■ Document excerpt ■
# Cleaning with oxiclean



## Dutch (Jun 14, 2015)

After measuring SG, or using the spoon for a quick stir, do you wash everything with Oxiclean evertime or just rinse and use sulfite?

Also if you use your own bottles, and you emptied one, is it enough to rinse it with hot water and use sulfite before filling them again, or do you wash them with oxiclean everytime?

Thanks!


----------



## vacuumpumpman (Jun 14, 2015)

I will sanitize everything with sulfites.

I normally don't have to use oxiclean much as my bottles are rinsed out every time we get done using them.


----------



## Julie (Jun 14, 2015)

I do like Steve does. The only time I use oxyclean is when I have stubborn stains in my carboys. And I use the oxyclean that does not have bleach in it.


----------



## Dutch (Jun 14, 2015)

Glad to hear that, then I'm on the right track


----------



## jgmann67 (Jun 14, 2015)

Julie said:


> I do like Steve does. The only time I use oxyclean is when I have stubborn stains in my carboys. And I use the oxyclean that does not have bleach in it.




The one with the green lid. 

I will soak bottles for a few days in oxi clean to remove commercial labels, then rinse thoroughly with the hottest water I can stand. Once, they're de-labeled and clean, I store them till I need them. The morning of bottling day, I'll start by sulfite spritzing the bottles and let them air dry.


----------



## richmke (Jun 15, 2015)

For equipment that is only briefly in contact with the wine, a rinse with clean water is all you need. Then sanitize prior to each use.

For things that need a little more cleaning (like the pail, carboy, used bottles) I will use Oxygen Brewery Wash, or Powdered Brewery Wash. They are designed for cleaning brewing equipment.

Now that I have the Allinone Pressure Washer, I will use that to clean bottles prior to each use (use Oxygen Brewery Wash), and then sanitize.


----------



## JohnT (Jun 17, 2015)

I agree, It is way more important to clean before use than to clean after use. I rinse in hot water and then k-meta prior to use. 

As far a bottles, I first rinse in a solution of that automatic dishwashing detergent (the gel type), then rinse in screaming hot water 3 times and then allow to dry on a drying rack before tossing them into my "bottle bin". Before use, all I do is to rinse in k-meta and allow to drain before filling.


----------

■ Rows ■
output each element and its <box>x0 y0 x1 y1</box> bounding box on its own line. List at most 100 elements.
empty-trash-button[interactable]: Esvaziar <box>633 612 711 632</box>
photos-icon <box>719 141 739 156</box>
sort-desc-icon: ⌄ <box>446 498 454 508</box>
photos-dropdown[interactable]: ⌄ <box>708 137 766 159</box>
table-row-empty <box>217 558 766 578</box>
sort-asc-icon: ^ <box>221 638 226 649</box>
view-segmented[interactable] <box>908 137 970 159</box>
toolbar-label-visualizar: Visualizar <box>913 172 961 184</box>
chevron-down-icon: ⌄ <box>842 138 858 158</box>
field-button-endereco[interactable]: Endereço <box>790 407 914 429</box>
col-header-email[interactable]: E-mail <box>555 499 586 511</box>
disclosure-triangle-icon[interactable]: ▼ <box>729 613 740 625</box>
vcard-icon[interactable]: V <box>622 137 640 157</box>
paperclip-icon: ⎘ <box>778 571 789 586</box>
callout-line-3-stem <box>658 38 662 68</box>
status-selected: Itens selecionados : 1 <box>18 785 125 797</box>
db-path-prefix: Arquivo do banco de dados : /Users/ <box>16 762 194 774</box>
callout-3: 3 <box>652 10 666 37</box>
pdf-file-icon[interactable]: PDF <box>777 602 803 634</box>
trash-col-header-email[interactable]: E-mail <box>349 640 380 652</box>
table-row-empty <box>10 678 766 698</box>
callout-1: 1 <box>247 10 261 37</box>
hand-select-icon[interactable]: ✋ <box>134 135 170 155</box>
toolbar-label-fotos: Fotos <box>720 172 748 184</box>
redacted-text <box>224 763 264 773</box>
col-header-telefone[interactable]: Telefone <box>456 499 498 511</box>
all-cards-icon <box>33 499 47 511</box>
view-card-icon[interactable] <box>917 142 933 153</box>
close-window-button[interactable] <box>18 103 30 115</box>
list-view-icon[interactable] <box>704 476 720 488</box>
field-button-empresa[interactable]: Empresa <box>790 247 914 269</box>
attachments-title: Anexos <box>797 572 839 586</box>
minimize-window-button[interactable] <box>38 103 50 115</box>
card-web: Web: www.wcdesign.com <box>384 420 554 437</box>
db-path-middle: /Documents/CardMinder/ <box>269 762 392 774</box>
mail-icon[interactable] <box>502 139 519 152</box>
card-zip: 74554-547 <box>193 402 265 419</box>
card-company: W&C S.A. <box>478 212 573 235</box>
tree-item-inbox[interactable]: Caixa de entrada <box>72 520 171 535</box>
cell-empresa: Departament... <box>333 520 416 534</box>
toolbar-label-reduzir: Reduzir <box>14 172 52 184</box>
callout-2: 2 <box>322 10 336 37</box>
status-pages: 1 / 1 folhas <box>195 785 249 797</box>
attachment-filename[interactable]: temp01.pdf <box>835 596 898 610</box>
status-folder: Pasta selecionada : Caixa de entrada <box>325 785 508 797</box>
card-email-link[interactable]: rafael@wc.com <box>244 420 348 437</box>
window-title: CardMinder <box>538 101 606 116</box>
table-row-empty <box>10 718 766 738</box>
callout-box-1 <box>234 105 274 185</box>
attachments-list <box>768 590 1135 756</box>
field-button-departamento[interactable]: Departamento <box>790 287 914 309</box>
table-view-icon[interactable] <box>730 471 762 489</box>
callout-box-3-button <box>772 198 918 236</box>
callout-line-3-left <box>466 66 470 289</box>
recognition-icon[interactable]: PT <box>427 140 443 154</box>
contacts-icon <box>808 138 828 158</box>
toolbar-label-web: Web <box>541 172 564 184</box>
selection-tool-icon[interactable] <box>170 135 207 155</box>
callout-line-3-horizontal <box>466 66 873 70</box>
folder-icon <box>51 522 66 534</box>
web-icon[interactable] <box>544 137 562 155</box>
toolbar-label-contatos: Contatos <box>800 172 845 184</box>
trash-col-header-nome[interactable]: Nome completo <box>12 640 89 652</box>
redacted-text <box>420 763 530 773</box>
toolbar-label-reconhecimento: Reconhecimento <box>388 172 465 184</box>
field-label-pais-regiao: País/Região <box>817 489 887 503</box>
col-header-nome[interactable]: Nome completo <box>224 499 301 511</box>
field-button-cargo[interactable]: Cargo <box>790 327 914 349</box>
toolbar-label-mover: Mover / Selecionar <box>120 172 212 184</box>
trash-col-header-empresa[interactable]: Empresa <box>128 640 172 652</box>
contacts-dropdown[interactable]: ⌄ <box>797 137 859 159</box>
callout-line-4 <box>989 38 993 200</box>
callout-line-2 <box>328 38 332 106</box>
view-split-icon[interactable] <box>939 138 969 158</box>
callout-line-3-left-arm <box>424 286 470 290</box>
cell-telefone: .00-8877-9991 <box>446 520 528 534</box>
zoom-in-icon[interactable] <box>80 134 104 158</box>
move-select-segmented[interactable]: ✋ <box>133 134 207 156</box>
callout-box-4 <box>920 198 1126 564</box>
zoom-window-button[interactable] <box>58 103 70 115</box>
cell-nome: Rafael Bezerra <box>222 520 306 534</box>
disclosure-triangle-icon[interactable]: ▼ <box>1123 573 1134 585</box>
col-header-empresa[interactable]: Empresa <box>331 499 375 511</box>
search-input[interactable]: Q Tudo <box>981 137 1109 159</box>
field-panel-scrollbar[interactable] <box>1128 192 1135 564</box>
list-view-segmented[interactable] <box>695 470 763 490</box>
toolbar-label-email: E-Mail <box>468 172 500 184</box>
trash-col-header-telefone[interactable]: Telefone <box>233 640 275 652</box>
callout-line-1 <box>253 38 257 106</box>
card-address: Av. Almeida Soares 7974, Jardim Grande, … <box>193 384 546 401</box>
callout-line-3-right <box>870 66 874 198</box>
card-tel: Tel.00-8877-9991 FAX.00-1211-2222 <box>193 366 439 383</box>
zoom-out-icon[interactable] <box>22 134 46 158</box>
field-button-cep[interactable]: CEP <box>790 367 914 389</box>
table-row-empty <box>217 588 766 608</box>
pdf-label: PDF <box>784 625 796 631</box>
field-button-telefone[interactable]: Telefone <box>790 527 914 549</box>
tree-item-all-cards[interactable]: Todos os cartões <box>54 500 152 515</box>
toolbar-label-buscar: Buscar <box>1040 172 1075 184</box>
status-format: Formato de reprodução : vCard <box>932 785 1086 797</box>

■ Set of tasks ■
1. From the cleaning-with-Oxiclean thread, reproduce the text between "The one with" and "cleaning brewing equipment.", inclusive.
2. Answer these questions using the thread on cleaning with Oxiclean:
(a) What kind of oxyclean does Julie say she uses?
(b) How long does jgmann67 soak bottles in oxi clean to remove commercial labels?
(c) What device does richmke now use to clean bottles prior to each use?

■ Responses in order ■
1.
The one with the green lid. 

I will soak bottles for a few days in oxi clean to remove commercial labels, then rinse thoroughly with the hottest water I can stand. Once, they're de-labeled and clean, I store them till I need them. The morning of bottling day, I'll start by sulfite spritzing the bottles and let them air dry.


----------



## richmke (Jun 15, 2015)

For equipment that is only briefly in contact with the wine, a rinse with clean water is all you need. Then sanitize prior to each use.

For things that need a little more cleaning (like the pail, carboy, used bottles) I will use Oxygen Brewery Wash, or Powdered Brewery Wash. They are designed for cleaning brewing equipment.

2.
(a) The oxyclean that does not have bleach in it.
(b) A few days.
(c) The Allinone Pressure Washer.